-- Start INPUT --
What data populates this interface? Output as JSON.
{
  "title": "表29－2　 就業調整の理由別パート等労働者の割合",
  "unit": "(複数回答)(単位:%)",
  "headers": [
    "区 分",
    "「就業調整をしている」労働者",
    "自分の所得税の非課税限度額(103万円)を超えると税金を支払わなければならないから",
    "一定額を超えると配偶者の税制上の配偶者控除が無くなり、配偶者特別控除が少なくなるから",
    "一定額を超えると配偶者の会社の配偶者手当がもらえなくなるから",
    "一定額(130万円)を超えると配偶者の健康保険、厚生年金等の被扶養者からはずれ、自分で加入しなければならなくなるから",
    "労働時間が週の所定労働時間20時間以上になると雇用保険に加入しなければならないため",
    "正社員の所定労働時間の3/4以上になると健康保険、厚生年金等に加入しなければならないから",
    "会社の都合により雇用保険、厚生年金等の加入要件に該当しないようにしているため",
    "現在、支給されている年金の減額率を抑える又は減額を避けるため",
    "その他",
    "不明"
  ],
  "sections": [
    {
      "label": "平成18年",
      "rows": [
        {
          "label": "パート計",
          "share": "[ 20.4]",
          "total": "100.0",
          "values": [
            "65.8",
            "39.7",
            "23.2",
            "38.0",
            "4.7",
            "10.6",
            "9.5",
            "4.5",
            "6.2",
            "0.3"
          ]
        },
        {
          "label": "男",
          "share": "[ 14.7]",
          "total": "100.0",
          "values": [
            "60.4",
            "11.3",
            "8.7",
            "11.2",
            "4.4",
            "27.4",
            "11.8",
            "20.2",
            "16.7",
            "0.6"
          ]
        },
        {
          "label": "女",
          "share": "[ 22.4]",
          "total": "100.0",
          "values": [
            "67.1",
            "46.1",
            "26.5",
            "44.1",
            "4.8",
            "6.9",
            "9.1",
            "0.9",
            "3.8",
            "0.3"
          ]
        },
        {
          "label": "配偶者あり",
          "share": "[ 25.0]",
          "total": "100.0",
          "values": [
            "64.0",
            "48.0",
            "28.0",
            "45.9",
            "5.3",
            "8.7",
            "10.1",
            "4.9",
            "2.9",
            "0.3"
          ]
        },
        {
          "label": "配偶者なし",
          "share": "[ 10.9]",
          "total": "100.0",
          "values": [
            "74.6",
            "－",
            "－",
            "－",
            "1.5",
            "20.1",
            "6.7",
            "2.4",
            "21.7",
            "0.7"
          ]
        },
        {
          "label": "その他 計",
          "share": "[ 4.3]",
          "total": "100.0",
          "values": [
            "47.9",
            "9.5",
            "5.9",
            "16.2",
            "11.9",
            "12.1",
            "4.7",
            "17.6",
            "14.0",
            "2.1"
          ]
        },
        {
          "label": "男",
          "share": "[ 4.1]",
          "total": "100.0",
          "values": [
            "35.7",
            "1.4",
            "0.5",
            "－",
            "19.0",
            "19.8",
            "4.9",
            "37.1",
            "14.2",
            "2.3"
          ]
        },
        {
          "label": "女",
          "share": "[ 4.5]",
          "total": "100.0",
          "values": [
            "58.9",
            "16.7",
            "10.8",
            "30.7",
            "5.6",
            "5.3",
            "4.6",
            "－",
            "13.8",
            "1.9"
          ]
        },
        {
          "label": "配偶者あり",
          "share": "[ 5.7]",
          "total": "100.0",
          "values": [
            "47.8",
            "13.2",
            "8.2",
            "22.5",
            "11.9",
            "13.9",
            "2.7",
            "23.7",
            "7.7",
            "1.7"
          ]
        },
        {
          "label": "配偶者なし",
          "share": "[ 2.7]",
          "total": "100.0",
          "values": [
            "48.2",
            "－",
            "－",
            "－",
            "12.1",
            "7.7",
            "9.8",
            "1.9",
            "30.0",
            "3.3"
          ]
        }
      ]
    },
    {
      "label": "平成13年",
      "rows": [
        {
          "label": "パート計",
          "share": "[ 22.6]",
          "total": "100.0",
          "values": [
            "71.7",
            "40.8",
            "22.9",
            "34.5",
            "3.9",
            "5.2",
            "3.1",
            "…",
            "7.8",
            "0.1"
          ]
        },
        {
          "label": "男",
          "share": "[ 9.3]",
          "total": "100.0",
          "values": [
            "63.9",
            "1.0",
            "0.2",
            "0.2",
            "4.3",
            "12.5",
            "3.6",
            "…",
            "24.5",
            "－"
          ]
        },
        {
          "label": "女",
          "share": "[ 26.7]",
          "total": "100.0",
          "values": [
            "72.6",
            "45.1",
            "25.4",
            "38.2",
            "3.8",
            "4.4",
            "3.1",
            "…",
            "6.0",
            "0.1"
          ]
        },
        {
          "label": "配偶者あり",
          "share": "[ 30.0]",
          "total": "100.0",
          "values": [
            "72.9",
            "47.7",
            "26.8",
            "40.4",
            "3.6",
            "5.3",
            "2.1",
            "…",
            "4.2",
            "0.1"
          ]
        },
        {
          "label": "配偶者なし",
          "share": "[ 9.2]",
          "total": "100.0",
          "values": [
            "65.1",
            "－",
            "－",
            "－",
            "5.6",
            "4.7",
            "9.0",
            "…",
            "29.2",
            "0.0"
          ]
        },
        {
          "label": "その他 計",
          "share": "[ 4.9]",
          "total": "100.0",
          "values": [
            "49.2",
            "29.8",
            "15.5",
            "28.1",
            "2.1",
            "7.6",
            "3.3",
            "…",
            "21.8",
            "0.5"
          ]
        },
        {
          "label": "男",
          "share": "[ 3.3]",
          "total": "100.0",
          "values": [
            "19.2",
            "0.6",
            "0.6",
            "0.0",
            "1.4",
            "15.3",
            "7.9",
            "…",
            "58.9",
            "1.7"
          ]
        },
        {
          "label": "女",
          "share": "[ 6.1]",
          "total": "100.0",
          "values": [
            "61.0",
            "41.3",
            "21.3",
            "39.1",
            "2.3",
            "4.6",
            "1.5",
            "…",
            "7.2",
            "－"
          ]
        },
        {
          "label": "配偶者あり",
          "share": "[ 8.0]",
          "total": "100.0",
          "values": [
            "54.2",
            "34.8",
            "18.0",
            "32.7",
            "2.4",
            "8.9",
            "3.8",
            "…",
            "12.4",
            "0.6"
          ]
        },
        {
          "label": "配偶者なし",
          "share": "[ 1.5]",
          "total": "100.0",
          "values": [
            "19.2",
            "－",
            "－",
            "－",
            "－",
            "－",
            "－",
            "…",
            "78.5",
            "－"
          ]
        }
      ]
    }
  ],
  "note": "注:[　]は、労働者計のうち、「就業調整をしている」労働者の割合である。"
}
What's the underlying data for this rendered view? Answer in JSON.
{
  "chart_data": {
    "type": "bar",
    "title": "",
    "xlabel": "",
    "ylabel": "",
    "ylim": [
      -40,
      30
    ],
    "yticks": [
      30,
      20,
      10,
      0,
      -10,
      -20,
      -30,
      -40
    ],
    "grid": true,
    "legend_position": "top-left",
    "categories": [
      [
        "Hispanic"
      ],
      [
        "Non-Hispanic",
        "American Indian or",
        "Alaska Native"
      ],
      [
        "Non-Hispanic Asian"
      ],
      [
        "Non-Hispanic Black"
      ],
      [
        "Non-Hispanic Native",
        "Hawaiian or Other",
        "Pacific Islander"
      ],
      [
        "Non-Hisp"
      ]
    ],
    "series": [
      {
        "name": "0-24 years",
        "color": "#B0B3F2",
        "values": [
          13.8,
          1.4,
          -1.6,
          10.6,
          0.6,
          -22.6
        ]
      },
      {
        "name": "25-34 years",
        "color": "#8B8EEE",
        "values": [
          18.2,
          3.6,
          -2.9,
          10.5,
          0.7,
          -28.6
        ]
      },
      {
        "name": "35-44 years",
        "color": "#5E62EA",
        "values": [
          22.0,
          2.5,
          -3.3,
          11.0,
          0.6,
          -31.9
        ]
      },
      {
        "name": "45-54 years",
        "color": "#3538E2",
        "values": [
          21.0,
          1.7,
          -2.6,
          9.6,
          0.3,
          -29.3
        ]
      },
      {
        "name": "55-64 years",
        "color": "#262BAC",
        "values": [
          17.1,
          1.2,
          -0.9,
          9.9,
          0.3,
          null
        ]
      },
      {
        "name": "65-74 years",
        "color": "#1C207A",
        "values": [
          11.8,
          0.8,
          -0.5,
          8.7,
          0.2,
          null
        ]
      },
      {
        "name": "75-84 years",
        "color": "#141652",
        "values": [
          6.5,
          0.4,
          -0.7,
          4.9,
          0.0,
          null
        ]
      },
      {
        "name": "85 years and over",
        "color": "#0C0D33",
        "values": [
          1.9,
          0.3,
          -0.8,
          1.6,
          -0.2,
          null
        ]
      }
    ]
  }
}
-- End INPUT --
- _PROBLEM_:
Scan the records above, count the lines with "Hispanic" in them, and give only the number.

- _RESPONSE_:
5